• CHALLENGE: Print every entry, word for word, and skip the images.

• RECORDED DATA:
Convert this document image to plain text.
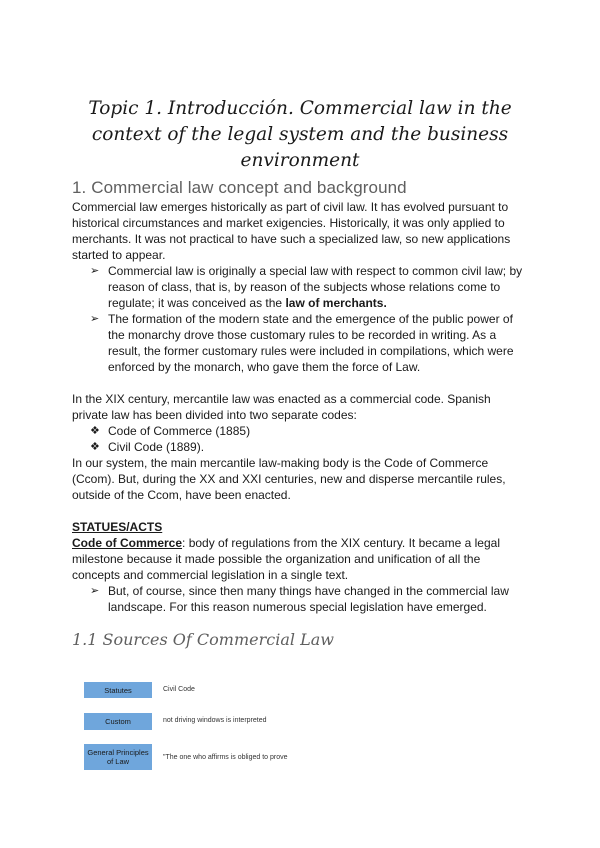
Topic 1. Introducción. Commercial law in the
context of the legal system and the business
environment
1. Commercial law concept and background
Commercial law emerges historically as part of civil law. It has evolved pursuant to
historical circumstances and market exigencies. Historically, it was only applied to
merchants. It was not practical to have such a specialized law, so new applications
started to appear.
➢ Commercial law is originally a special law with respect to common civil law; by
reason of class, that is, by reason of the subjects whose relations come to
regulate; it was conceived as the law of merchants.
➢ The formation of the modern state and the emergence of the public power of
the monarchy drove those customary rules to be recorded in writing. As a
result, the former customary rules were included in compilations, which were
enforced by the monarch, who gave them the force of Law.
In the XIX century, mercantile law was enacted as a commercial code. Spanish
private law has been divided into two separate codes:
❖ Code of Commerce (1885)
❖ Civil Code (1889).
In our system, the main mercantile law-making body is the Code of Commerce
(Ccom). But, during the XX and XXI centuries, new and disperse mercantile rules,
outside of the Ccom, have been enacted.
STATUES/ACTS
Code of Commerce: body of regulations from the XIX century. It became a legal
milestone because it made possible the organization and unification of all the
concepts and commercial legislation in a single text.
➢ But, of course, since then many things have changed in the commercial law
landscape. For this reason numerous special legislation have emerged.
1.1 Sources Of Commercial Law
Statutes	Civil Code
Custom	not driving windows is interpreted
General Principles of Law	"The one who affirms is obliged to prove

• REPLY TO THE TASK:
Convert this document image to plain text.
Topic 1. Introducción. Commercial law in the
context of the legal system and the business
environment
1. Commercial law concept and background
Commercial law emerges historically as part of civil law. It has evolved pursuant to
historical circumstances and market exigencies. Historically, it was only applied to
merchants. It was not practical to have such a specialized law, so new applications
started to appear.
➢ Commercial law is originally a special law with respect to common civil law; by
reason of class, that is, by reason of the subjects whose relations come to
regulate; it was conceived as the law of merchants.
➢ The formation of the modern state and the emergence of the public power of
the monarchy drove those customary rules to be recorded in writing. As a
result, the former customary rules were included in compilations, which were
enforced by the monarch, who gave them the force of Law.
In the XIX century, mercantile law was enacted as a commercial code. Spanish
private law has been divided into two separate codes:
❖ Code of Commerce (1885)
❖ Civil Code (1889).
In our system, the main mercantile law-making body is the Code of Commerce
(Ccom). But, during the XX and XXI centuries, new and disperse mercantile rules,
outside of the Ccom, have been enacted.
STATUES/ACTS
Code of Commerce: body of regulations from the XIX century. It became a legal
milestone because it made possible the organization and unification of all the
concepts and commercial legislation in a single text.
➢ But, of course, since then many things have changed in the commercial law
landscape. For this reason numerous special legislation have emerged.
1.1 Sources Of Commercial Law
Statutes	Civil Code
Custom	not driving windows is interpreted
General Principles of Law	"The one who affirms is obliged to prove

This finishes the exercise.